▶ [Task details]:
Write out the records from the first line through the line with "flow-node-save-image[interactable]: 保存图片 <box>1157", substituting "connector-path" for "connector-line" and leaving everything else as it stands.

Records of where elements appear

--------------------

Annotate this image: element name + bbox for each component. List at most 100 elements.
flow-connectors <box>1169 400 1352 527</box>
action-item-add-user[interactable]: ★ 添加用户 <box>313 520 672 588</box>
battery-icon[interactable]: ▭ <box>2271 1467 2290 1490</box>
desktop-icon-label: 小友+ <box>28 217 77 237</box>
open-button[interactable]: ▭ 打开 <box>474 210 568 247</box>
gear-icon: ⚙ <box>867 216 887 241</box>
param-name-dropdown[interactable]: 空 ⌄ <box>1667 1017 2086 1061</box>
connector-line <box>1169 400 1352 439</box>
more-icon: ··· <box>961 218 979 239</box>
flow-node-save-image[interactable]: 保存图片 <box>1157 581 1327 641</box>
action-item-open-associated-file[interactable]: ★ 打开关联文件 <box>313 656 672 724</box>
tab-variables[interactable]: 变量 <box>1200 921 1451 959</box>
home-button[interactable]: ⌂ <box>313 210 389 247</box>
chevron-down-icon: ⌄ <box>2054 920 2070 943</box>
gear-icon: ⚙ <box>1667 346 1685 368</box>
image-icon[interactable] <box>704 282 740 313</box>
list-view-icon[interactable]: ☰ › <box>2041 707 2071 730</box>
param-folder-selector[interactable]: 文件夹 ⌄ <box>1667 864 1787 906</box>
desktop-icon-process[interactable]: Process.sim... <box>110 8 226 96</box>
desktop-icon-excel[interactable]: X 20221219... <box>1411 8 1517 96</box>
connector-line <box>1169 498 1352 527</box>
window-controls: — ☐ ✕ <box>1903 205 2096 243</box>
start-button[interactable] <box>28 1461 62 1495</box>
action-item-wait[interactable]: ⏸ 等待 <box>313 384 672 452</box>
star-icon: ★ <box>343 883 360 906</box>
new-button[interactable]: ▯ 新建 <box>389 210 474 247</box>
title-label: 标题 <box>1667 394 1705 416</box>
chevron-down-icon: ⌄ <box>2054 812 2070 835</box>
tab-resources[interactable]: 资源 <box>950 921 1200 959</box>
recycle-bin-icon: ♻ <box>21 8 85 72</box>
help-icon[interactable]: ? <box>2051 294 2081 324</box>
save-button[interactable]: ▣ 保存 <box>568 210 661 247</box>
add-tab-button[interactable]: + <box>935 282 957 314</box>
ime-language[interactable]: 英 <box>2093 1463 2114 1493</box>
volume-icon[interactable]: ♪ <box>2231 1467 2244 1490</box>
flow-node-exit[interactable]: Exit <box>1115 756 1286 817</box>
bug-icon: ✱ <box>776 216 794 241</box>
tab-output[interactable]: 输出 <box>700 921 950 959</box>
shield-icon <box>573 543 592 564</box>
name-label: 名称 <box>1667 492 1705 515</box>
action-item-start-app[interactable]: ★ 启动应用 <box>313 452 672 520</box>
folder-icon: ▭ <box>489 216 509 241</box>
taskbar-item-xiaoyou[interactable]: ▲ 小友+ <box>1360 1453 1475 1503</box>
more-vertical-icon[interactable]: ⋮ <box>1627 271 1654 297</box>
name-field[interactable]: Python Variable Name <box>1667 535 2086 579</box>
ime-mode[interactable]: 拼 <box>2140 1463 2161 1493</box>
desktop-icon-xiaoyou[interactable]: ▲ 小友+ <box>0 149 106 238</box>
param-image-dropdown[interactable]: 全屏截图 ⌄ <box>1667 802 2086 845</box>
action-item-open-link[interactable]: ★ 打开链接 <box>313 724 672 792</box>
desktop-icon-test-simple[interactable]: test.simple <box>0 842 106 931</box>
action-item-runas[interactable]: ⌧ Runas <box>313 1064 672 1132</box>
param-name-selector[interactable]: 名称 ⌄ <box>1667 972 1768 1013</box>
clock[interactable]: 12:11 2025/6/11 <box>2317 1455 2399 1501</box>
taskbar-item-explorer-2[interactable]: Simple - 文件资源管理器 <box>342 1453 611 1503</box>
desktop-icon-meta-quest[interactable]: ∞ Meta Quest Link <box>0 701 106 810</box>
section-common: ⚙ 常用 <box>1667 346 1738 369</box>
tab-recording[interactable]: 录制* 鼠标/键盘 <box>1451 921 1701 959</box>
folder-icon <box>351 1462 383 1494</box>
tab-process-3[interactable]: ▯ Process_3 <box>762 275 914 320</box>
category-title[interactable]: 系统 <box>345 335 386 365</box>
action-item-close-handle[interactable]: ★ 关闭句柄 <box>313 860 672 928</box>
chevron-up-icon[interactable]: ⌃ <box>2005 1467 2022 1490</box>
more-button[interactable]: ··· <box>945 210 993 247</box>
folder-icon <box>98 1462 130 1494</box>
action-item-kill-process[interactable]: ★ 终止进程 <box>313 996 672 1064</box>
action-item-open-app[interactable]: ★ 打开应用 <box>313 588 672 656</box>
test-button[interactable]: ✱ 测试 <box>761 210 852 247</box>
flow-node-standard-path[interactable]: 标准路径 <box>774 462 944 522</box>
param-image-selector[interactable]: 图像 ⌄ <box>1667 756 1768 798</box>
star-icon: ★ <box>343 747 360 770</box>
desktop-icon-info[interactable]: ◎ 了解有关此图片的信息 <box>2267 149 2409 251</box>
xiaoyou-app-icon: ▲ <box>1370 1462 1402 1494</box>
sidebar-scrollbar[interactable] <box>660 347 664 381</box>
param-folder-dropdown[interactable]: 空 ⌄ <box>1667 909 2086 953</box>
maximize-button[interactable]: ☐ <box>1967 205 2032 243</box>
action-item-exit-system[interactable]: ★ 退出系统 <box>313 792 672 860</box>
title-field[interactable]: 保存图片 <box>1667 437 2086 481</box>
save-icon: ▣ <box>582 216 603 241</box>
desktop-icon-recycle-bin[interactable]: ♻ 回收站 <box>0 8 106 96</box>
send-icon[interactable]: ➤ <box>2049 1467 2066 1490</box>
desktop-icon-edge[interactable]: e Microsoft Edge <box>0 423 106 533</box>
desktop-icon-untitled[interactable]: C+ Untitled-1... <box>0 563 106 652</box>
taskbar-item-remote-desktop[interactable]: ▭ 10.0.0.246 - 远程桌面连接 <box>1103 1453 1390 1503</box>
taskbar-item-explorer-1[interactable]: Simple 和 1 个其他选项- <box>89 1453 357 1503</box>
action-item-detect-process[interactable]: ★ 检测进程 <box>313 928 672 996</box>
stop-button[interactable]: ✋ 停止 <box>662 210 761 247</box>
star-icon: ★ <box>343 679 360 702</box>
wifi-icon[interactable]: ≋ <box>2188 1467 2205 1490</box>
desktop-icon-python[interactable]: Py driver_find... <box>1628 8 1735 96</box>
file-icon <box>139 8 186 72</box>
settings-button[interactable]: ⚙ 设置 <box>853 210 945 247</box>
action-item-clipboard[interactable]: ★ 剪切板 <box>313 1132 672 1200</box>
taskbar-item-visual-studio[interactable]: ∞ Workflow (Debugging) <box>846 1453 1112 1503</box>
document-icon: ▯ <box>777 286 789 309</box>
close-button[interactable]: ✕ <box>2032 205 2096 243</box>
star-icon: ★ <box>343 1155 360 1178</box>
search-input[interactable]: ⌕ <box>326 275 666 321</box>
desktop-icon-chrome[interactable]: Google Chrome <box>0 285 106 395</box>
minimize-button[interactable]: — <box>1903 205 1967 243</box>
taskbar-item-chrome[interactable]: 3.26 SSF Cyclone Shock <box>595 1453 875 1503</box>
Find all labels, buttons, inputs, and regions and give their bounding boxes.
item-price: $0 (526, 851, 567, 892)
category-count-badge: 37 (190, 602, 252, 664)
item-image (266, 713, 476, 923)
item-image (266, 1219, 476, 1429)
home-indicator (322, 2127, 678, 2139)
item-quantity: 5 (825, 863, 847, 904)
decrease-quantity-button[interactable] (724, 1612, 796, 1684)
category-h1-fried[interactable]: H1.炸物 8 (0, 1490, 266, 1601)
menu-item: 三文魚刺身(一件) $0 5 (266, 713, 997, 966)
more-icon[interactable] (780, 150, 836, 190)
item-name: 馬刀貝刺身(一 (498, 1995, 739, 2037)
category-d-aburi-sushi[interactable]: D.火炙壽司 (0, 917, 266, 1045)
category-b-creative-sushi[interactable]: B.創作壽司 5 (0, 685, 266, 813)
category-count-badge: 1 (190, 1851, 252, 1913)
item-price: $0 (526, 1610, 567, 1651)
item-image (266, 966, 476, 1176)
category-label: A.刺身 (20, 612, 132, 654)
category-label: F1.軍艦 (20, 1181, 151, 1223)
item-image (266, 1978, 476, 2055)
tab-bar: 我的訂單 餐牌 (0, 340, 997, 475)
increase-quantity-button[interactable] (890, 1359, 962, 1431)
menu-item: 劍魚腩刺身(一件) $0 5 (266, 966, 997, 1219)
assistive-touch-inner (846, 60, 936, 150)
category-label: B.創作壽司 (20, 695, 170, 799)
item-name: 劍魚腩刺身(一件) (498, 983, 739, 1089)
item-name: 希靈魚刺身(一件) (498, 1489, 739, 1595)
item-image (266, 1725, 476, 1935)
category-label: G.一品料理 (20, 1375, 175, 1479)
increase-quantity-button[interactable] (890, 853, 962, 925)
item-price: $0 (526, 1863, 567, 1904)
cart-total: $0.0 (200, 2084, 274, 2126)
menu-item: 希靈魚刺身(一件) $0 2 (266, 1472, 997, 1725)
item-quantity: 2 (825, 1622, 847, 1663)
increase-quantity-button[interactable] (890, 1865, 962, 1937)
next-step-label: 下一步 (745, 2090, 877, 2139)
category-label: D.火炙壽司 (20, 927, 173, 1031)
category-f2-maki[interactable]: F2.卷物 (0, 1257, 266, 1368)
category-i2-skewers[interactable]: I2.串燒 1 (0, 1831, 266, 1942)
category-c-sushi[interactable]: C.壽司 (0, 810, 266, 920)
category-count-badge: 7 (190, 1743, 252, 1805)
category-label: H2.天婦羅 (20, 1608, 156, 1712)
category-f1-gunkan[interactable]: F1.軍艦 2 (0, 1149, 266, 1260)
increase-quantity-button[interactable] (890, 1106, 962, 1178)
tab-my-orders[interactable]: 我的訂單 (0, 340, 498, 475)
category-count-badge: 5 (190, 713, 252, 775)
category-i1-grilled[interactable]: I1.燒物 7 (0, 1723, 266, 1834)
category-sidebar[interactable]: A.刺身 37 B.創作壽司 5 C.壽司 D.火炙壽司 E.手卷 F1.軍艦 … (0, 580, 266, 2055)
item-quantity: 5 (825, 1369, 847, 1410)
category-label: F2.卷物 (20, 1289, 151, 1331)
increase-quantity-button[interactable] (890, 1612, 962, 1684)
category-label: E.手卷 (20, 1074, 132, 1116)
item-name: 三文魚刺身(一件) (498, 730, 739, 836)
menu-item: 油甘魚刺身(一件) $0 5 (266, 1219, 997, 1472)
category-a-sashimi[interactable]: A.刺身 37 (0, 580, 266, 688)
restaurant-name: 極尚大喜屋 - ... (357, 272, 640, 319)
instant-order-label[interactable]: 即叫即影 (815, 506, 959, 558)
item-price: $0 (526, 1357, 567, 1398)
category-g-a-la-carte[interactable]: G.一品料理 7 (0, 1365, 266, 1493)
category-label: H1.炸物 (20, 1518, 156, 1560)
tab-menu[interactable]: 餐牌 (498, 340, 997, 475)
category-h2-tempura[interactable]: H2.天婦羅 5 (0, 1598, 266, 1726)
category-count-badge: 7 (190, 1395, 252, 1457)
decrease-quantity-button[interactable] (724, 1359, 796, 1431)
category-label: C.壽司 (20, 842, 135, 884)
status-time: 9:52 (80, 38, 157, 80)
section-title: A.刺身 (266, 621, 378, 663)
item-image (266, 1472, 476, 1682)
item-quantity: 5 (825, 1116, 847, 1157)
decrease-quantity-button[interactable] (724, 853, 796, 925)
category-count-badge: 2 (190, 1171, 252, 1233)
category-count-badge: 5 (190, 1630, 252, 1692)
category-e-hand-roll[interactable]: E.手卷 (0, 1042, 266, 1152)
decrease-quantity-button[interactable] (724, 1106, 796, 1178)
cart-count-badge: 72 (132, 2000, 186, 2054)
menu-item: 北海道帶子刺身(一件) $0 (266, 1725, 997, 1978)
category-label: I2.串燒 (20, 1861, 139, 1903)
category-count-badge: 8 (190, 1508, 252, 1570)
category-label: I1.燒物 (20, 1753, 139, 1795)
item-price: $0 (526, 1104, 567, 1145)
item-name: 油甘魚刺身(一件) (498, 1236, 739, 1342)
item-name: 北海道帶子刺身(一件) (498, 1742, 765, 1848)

--------------------

▶ [Task solution]:
Annotate this image: element name + bbox for each component. List at most 100 elements.
flow-connectors <box>1169 400 1352 527</box>
action-item-add-user[interactable]: ★ 添加用户 <box>313 520 672 588</box>
battery-icon[interactable]: ▭ <box>2271 1467 2290 1490</box>
desktop-icon-label: 小友+ <box>28 217 77 237</box>
open-button[interactable]: ▭ 打开 <box>474 210 568 247</box>
gear-icon: ⚙ <box>867 216 887 241</box>
param-name-dropdown[interactable]: 空 ⌄ <box>1667 1017 2086 1061</box>
connector-path <box>1169 400 1352 439</box>
more-icon: ··· <box>961 218 979 239</box>
flow-node-save-image[interactable]: 保存图片 <box>1157 581 1327 641</box>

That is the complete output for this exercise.